Collected data entries
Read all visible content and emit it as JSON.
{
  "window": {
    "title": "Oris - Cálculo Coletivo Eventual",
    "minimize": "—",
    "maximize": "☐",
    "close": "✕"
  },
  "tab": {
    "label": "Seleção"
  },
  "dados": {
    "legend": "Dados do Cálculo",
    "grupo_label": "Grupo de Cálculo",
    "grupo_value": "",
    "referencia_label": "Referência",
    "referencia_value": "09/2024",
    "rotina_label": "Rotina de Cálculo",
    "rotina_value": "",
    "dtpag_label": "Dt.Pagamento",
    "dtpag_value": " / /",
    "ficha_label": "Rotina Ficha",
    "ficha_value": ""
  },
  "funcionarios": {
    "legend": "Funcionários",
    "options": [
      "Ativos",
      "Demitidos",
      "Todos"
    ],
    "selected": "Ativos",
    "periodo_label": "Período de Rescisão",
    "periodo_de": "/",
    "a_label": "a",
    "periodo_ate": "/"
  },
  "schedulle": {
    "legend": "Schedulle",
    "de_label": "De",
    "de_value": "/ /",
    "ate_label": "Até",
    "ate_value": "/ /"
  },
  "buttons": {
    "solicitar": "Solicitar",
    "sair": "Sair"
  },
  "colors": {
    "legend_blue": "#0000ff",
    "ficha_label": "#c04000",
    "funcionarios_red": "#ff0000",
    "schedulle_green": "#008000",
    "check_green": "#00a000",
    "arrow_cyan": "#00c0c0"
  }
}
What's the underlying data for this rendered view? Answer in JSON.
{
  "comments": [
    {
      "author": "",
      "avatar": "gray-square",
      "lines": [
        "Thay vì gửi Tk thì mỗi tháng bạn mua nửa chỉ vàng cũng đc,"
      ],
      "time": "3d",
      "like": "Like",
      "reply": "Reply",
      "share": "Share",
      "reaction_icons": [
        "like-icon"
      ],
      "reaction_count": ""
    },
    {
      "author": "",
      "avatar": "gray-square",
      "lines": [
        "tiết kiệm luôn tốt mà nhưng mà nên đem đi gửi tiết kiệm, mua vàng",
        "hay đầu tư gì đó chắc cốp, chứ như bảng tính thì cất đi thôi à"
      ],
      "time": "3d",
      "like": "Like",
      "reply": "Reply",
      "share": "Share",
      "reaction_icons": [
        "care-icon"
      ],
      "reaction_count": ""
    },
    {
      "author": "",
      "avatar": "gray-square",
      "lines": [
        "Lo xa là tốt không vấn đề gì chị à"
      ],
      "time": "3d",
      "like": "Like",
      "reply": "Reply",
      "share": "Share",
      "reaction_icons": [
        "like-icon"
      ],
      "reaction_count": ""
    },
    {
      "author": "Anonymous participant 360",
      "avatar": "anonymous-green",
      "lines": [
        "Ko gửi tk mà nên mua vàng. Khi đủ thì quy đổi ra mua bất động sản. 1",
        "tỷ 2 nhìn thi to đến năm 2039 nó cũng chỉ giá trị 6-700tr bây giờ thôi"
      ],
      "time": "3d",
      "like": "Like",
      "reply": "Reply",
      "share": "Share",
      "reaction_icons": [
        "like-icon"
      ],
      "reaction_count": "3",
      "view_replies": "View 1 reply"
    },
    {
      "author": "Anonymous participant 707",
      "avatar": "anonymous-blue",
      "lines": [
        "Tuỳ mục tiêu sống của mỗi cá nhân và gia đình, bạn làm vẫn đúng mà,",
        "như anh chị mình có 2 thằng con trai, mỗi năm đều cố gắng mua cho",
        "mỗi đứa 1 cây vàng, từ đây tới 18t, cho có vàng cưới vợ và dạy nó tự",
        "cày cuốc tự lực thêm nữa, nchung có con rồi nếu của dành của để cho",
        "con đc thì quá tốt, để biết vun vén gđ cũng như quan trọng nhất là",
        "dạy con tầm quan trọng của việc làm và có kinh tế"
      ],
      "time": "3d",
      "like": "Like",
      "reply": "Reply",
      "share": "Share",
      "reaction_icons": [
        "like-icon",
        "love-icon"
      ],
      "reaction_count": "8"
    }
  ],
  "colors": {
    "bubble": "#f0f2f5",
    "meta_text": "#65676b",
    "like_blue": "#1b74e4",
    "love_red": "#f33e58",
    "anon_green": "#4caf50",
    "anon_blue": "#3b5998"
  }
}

* **Goal**: Return all lines containing "participant".

* **Response to the task**:
      "author": "Anonymous participant 360",
      "author": "Anonymous participant 707",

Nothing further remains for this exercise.